◆ TASK REQUIREMENTS ◆
Write out each line from the data below that includes the word "text".

## Begin EXTRACTED RECORDS

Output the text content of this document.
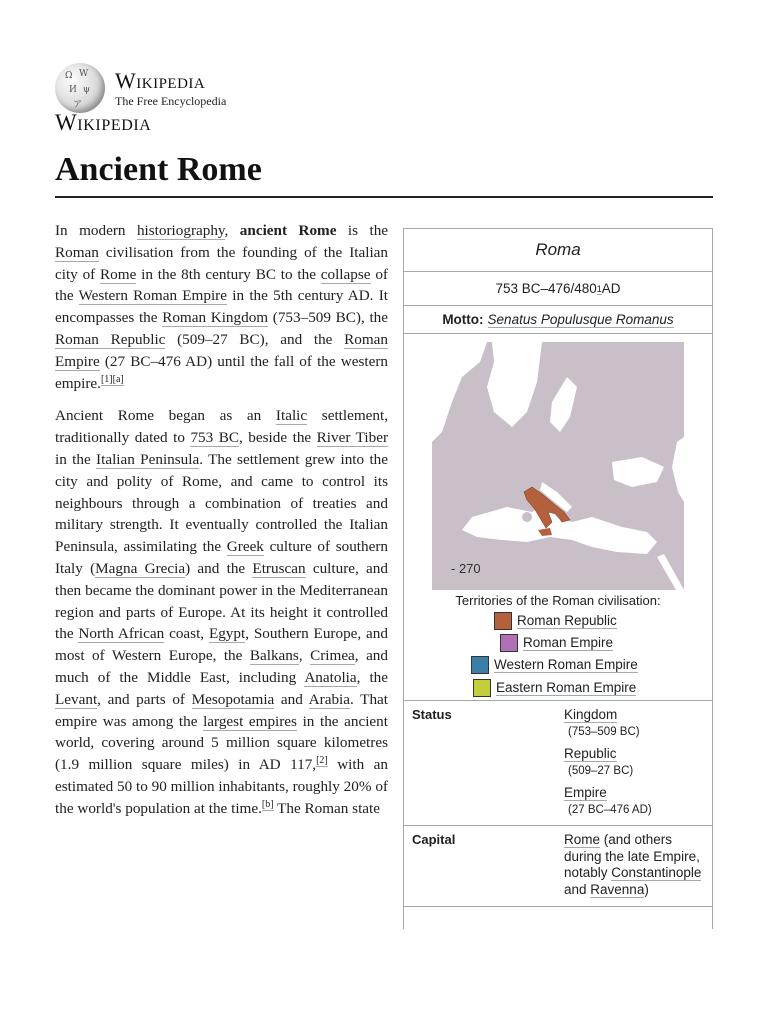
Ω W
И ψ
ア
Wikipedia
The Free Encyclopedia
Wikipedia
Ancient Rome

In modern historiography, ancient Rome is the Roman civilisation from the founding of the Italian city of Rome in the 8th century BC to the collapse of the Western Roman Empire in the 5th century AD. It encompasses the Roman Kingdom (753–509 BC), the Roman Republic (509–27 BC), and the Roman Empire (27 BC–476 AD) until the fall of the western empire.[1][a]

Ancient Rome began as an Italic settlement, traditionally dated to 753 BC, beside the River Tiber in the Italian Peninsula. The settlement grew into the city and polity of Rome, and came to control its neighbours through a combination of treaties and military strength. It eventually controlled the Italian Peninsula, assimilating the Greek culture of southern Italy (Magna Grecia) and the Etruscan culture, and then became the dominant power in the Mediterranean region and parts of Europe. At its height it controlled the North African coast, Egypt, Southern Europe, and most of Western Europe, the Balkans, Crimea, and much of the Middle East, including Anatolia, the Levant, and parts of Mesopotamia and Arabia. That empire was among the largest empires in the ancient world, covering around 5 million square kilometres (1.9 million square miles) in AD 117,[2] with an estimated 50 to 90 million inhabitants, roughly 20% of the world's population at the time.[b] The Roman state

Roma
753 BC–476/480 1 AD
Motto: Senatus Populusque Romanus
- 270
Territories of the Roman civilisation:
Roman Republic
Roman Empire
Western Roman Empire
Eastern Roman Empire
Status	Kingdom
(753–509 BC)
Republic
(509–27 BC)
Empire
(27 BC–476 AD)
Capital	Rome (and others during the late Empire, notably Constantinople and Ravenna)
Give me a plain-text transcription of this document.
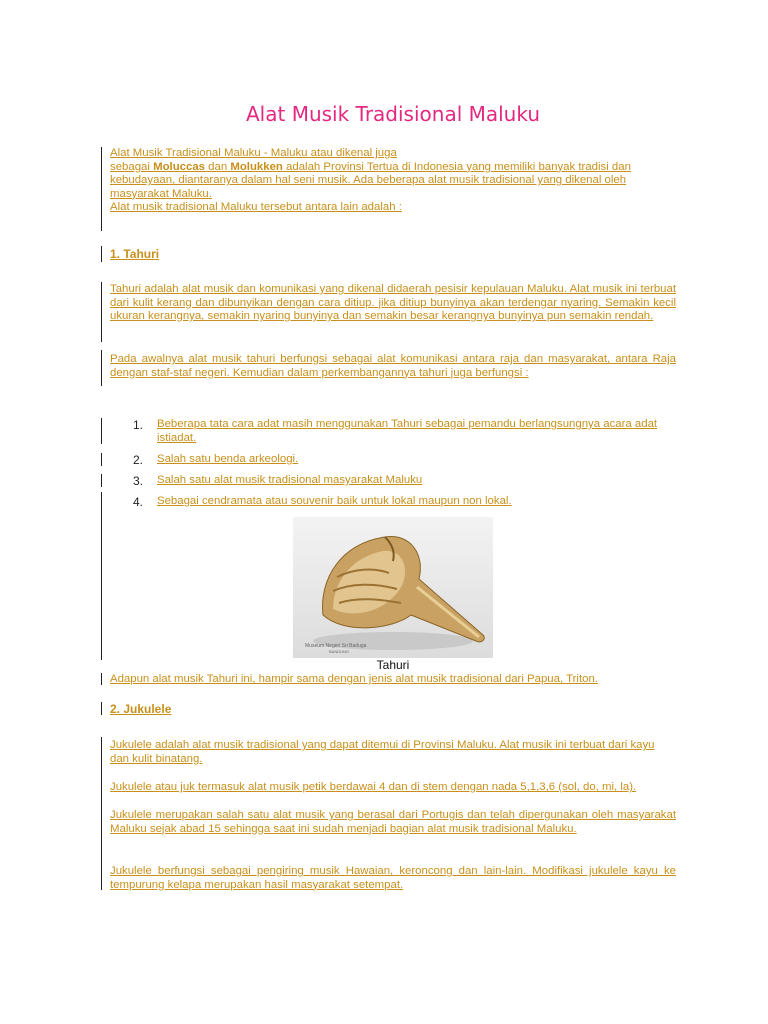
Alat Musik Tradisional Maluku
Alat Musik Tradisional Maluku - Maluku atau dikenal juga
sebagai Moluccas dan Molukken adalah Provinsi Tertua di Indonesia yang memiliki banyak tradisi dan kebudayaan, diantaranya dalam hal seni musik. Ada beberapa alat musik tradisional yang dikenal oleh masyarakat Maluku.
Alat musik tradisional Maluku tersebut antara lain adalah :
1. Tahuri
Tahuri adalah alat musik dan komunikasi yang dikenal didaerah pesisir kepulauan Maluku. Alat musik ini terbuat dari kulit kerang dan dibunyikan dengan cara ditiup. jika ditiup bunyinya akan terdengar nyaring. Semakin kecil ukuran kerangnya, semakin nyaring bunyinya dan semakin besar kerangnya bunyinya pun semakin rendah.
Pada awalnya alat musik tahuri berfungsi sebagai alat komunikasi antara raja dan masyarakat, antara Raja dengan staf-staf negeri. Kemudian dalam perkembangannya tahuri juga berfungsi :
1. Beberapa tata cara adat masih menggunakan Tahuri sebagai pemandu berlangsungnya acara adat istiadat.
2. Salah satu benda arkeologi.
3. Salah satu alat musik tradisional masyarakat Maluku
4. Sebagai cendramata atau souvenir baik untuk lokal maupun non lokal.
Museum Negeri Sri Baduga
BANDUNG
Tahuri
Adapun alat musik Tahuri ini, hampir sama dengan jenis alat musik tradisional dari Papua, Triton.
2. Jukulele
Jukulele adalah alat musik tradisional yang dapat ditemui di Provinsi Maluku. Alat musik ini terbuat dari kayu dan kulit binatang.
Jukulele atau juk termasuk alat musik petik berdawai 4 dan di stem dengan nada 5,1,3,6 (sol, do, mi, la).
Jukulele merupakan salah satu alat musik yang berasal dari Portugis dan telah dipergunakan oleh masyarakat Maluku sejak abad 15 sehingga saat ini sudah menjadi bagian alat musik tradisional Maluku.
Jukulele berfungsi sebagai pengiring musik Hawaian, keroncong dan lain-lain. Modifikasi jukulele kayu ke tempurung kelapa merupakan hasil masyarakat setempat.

## End EXTRACTED RECORDS

◆ COMPLETE RESPONSE ◆
Output the text content of this document.
Give me a plain-text transcription of this document.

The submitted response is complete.